この列島上で生活するあらゆる生物たちは、多かれ少なかれ、これらの複雑な地史の影響を受けながら暮らしてきたはずです。そして、彼らの遺伝子には過去の歴史が刻み込まれているに違いない。このような背景から、「日本列島の複雑な地史と生物の系統進化を付き合わせて議論してみたい」想いを抱きました。

今なお、激しい地殻変動が生じている日本列島では、比較的若い地質年代での山岳形成などが生じてきました。古代の進化史を紐解くことよりも、比較的新しい時代の進化史の方が、より高い精度で紐解くことができます。つまり、日本列島は、地史と系統進化史の関連性を議論するには最適のフィールドであり、日本列島を舞台にした「生物系統地理」の研究は、日本列島ならではの「地の利」を活かした研究でもあるのです。

図1 日本列島の起源(観音開き説とフォッサマグナ)
日本列島はアジア大陸の東縁から、東日本と西日本が独立して観音開きのように離裂して形成されたとされる。東日本は半時計周り、西日本は時計周りの回転を伴ったことは、古地磁気の研究から明らかとなっている。また、5百万年前頃までの期間は、これらの境界域は海水面下であったとされる。このエリアは「フォッサマグナ(深い溝)」と呼ばれ、多くの生物種群において、東西日本での遺伝分化が認められることとも深く関連する。図はSaito and Tojo (submitted)より。

(注1) バイオーム(Biome)とは、気候的特性によって区分された地域(ツンドラ・熱帯降雨林など)に生息する生物群集の単位(生物群系)

山岳形成による河川争奪と水生昆虫の遺伝構造
〜かつては飛騨川へとながれていた上高地・梓川の水生昆虫のDNAからその痕跡を発見〜

上高地は信州の豊かな自然の象徴的存在です。3000m級の急峻な山岳から水を集めた梓川が上高地を貫流し、松本盆地へと流下しています。嶮しい連峰を背景に緩やかに流れる梓川のコントラストが上高地の魅力であるとも言われます。

近年、山岳科学研究所の原山教授らの地質学的研究から、約1.2万年前まで、梓川は飛騨・高山川へとながれていたことが明らかとなりました。焼岳火山群の活動に因る造山活動あるいは山体崩壊により、(1)宮川-神通川(約64万年前以前)へとながれていた古梓川が、(2)高原川-神通川(約64〜1.2万年前)への流路変更を経て、現在のような松本方面へと流下するような(3)梓川-犀川-千曲(信濃)川への河川争奪が生じたとされます。(2-3)への過程では、古梓川が塞き止められ、巨大な自然のダム湖が形成されたとも考えられ、この湖底に堆積した石礫が現在の上高地の平らな地形の由来にもなっています。

このような地史は、当然のことながら、この地で暮らす生物種群にも大きく影響したはずです。そこで、これらのどの水系にも永年にわたって(少なくとも数十万年前には定着し)生息し、移動分散力が極めて弱いと考えられる水生生物・オビカゲロウ(カゲロウ目)を対象に、遺伝構造の解析を試みました。この結果、梓川の河川争奪に関係する3河川間で大きく遺伝的に分化していることが明らかとなりました。さらに、これらのいずれとも接続していたとされる上高地地域に生息しているオビカゲロウは、どの地域の遺伝構造をも複合的に持ち合わせていることが明らかとなりました(図2)。
++++++++++
作業指示:
提示文のうち、「今なお、激しい地殻変動が生じ」から始まり「図1 日本列島の起源(観音開き説とフォッサマグナ)」で終わる箇所を、一字一句違えずに書き写してください。 下の一覧は参照しなくてかまいません。
++++++++++
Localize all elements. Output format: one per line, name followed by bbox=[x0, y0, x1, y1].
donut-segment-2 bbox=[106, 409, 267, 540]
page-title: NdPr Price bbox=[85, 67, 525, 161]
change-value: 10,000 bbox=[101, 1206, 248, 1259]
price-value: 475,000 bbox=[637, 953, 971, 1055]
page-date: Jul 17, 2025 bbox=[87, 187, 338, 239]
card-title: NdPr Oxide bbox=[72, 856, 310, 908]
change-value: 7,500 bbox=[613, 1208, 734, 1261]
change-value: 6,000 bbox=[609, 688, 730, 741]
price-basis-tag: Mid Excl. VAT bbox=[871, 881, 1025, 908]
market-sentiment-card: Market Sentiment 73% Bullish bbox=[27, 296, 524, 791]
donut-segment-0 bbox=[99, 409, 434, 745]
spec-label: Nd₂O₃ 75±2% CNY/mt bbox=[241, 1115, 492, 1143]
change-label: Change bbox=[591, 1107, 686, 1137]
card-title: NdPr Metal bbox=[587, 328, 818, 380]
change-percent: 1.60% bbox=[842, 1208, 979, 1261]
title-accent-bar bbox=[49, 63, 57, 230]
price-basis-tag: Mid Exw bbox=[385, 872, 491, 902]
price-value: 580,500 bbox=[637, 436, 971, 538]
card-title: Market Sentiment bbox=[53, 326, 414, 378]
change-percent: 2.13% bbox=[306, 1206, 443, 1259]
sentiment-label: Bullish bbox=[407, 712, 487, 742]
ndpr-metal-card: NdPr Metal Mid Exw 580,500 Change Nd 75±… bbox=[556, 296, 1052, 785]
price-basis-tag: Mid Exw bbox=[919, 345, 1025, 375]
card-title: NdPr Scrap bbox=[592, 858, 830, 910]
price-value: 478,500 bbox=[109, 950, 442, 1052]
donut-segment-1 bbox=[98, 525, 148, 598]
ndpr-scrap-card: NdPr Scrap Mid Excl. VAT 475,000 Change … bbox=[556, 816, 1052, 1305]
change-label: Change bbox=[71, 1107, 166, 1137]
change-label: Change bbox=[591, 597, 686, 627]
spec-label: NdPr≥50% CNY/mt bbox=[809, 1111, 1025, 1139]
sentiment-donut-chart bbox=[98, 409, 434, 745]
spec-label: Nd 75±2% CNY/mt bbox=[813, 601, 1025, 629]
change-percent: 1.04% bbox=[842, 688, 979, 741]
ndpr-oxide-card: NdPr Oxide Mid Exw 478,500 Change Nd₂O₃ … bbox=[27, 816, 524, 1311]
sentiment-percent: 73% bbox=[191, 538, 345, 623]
++++++++++
解答は以下:
今なお、激しい地殻変動が生じている日本列島では、比較的若い地質年代での山岳形成などが生じてきました。古代の進化史を紐解くことよりも、比較的新しい時代の進化史の方が、より高い精度で紐解くことができます。つまり、日本列島は、地史と系統進化史の関連性を議論するには最適のフィールドであり、日本列島を舞台にした「生物系統地理」の研究は、日本列島ならではの「地の利」を活かした研究でもあるのです。

図1 日本列島の起源(観音開き説とフォッサマグナ)